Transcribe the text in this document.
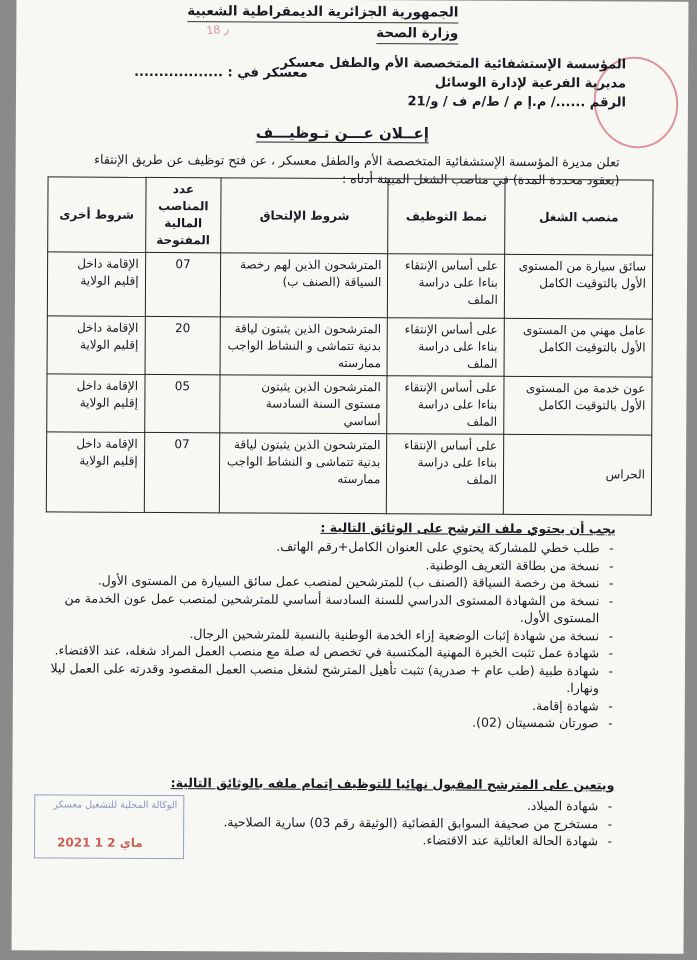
الجمهورية الجزائرية الديمقراطية الشعبية
وزارة الصحة
ر 18
المؤسسة الإستشفائية المتخصصة الأم والطفل معسكر
مديرية الفرعية لإدارة الوسائل
الرقم ....../ م.إ م / ط/م ف / و/21
معسكر في : ..................
إعــلان عـــن تـوظيـــف
تعلن مديرة المؤسسة الإستشفائية المتخصصة الأم والطفل معسكر ، عن فتح توظيف عن طريق الإنتقاء
(بعقود محددة المدة) في مناصب الشغل المبينة أدناه :
منصب الشغل	نمط التوظيف	شروط الإلتحاق	عدد المناصب المالية المفتوحة	شروط أخرى
سائق سيارة من المستوى الأول بالتوقيت الكامل	على أساس الإنتقاء بناءا على دراسة الملف	المترشحون الذين لهم رخصة السياقة (الصنف ب)	07	الإقامة داخل إقليم الولاية
عامل مهني من المستوى الأول بالتوقيت الكامل	على أساس الإنتقاء بناءا على دراسة الملف	المترشحون الذين يثبتون لياقة بدنية تتماشى و النشاط الواجب ممارسته	20	الإقامة داخل إقليم الولاية
عون خدمة من المستوى الأول بالتوقيت الكامل	على أساس الإنتقاء بناءا على دراسة الملف	المترشحون الذين يثبتون مستوى السنة السادسة أساسي	05	الإقامة داخل إقليم الولاية
الحراس	على أساس الإنتقاء بناءا على دراسة الملف	المترشحون الذين يثبتون لياقة بدنية تتماشى و النشاط الواجب ممارسته	07	الإقامة داخل إقليم الولاية
يجب أن يحتوي ملف الترشح على الوثائق التالية :
- طلب خطي للمشاركة يحتوي على العنوان الكامل+رقم الهاتف.
- نسخة من بطاقة التعريف الوطنية.
- نسخة من رخصة السياقة (الصنف ب) للمترشحين لمنصب عمل سائق السيارة من المستوى الأول.
- نسخة من الشهادة المستوى الدراسي للسنة السادسة أساسي للمترشحين لمنصب عمل عون الخدمة من المستوى الأول.
- نسخة من شهادة إثبات الوضعية إزاء الخدمة الوطنية بالنسبة للمترشحين الرجال.
- شهادة عمل تثبت الخبرة المهنية المكتسبة في تخصص له صلة مع منصب العمل المراد شغله، عند الاقتضاء.
- شهادة طبية (طب عام + صدرية) تثبت تأهيل المترشح لشغل منصب العمل المقصود وقدرته على العمل ليلا ونهارا.
- شهادة إقامة.
- صورتان شمسيتان (02).
ويتعين على المترشح المقبول نهائيا للتوظيف إتمام ملفه بالوثائق التالية:
- شهادة الميلاد.
- مستخرج من صحيفة السوابق القضائية (الوثيقة رقم 03) سارية الصلاحية.
- شهادة الحالة العائلية عند الاقتضاء.
الوكالة المحلية للتشغيل معسكر
2021 ماي 2 1
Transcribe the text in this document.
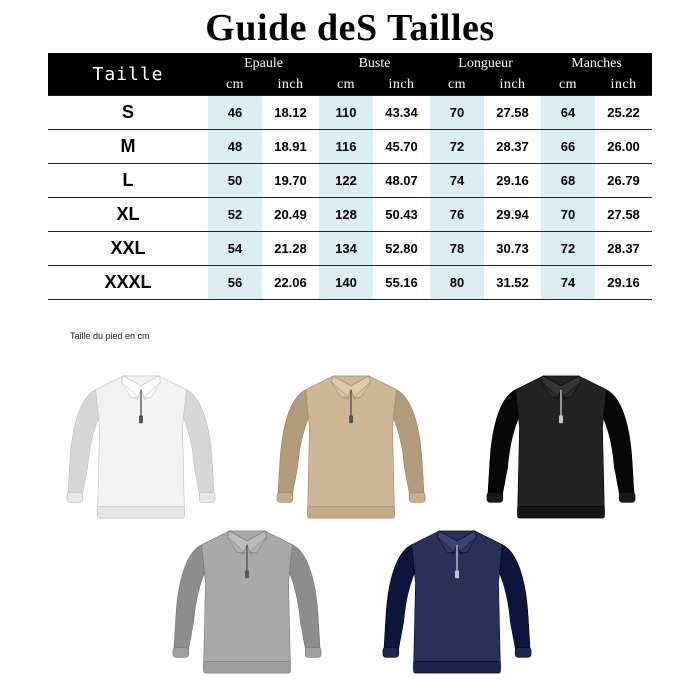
Guide deS Tailles
Taille	Epaule		Buste		Longueur		Manches	
	cm	inch	cm	inch	cm	inch	cm	inch
S	46	18.12	110	43.34	70	27.58	64	25.22
M	48	18.91	116	45.70	72	28.37	66	26.00
L	50	19.70	122	48.07	74	29.16	68	26.79
XL	52	20.49	128	50.43	76	29.94	70	27.58
XXL	54	21.28	134	52.80	78	30.73	72	28.37
XXXL	56	22.06	140	55.16	80	31.52	74	29.16
Taille du pied en cm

### DIRECTIVE
Set the listing down in full and exactly. Pictures within it should not appear in the copy.

### CORRECT ANSWER
Transcribe the text in this document.
الجمهورية الجزائرية الديمقراطية الشعبية
وزارة الصحة
ر 18
المؤسسة الإستشفائية المتخصصة الأم والطفل معسكر
مديرية الفرعية لإدارة الوسائل
الرقم ....../ م.إ م / ط/م ف / و/21
معسكر في : ..................
إعــلان عـــن تـوظيـــف
تعلن مديرة المؤسسة الإستشفائية المتخصصة الأم والطفل معسكر ، عن فتح توظيف عن طريق الإنتقاء
(بعقود محددة المدة) في مناصب الشغل المبينة أدناه :
منصب الشغل	نمط التوظيف	شروط الإلتحاق	عدد المناصب المالية المفتوحة	شروط أخرى
سائق سيارة من المستوى الأول بالتوقيت الكامل	على أساس الإنتقاء بناءا على دراسة الملف	المترشحون الذين لهم رخصة السياقة (الصنف ب)	07	الإقامة داخل إقليم الولاية
عامل مهني من المستوى الأول بالتوقيت الكامل	على أساس الإنتقاء بناءا على دراسة الملف	المترشحون الذين يثبتون لياقة بدنية تتماشى و النشاط الواجب ممارسته	20	الإقامة داخل إقليم الولاية
عون خدمة من المستوى الأول بالتوقيت الكامل	على أساس الإنتقاء بناءا على دراسة الملف	المترشحون الذين يثبتون مستوى السنة السادسة أساسي	05	الإقامة داخل إقليم الولاية
الحراس	على أساس الإنتقاء بناءا على دراسة الملف	المترشحون الذين يثبتون لياقة بدنية تتماشى و النشاط الواجب ممارسته	07	الإقامة داخل إقليم الولاية
يجب أن يحتوي ملف الترشح على الوثائق التالية :
- طلب خطي للمشاركة يحتوي على العنوان الكامل+رقم الهاتف.
- نسخة من بطاقة التعريف الوطنية.
- نسخة من رخصة السياقة (الصنف ب) للمترشحين لمنصب عمل سائق السيارة من المستوى الأول.
- نسخة من الشهادة المستوى الدراسي للسنة السادسة أساسي للمترشحين لمنصب عمل عون الخدمة من المستوى الأول.
- نسخة من شهادة إثبات الوضعية إزاء الخدمة الوطنية بالنسبة للمترشحين الرجال.
- شهادة عمل تثبت الخبرة المهنية المكتسبة في تخصص له صلة مع منصب العمل المراد شغله، عند الاقتضاء.
- شهادة طبية (طب عام + صدرية) تثبت تأهيل المترشح لشغل منصب العمل المقصود وقدرته على العمل ليلا ونهارا.
- شهادة إقامة.
- صورتان شمسيتان (02).
ويتعين على المترشح المقبول نهائيا للتوظيف إتمام ملفه بالوثائق التالية:
- شهادة الميلاد.
- مستخرج من صحيفة السوابق القضائية (الوثيقة رقم 03) سارية الصلاحية.
- شهادة الحالة العائلية عند الاقتضاء.
الوكالة المحلية للتشغيل معسكر
2021 ماي 2 1
Transcribe the text in this document.
Guide deS Tailles
Taille	Epaule		Buste		Longueur		Manches	
	cm	inch	cm	inch	cm	inch	cm	inch
S	46	18.12	110	43.34	70	27.58	64	25.22
M	48	18.91	116	45.70	72	28.37	66	26.00
L	50	19.70	122	48.07	74	29.16	68	26.79
XL	52	20.49	128	50.43	76	29.94	70	27.58
XXL	54	21.28	134	52.80	78	30.73	72	28.37
XXXL	56	22.06	140	55.16	80	31.52	74	29.16
Taille du pied en cm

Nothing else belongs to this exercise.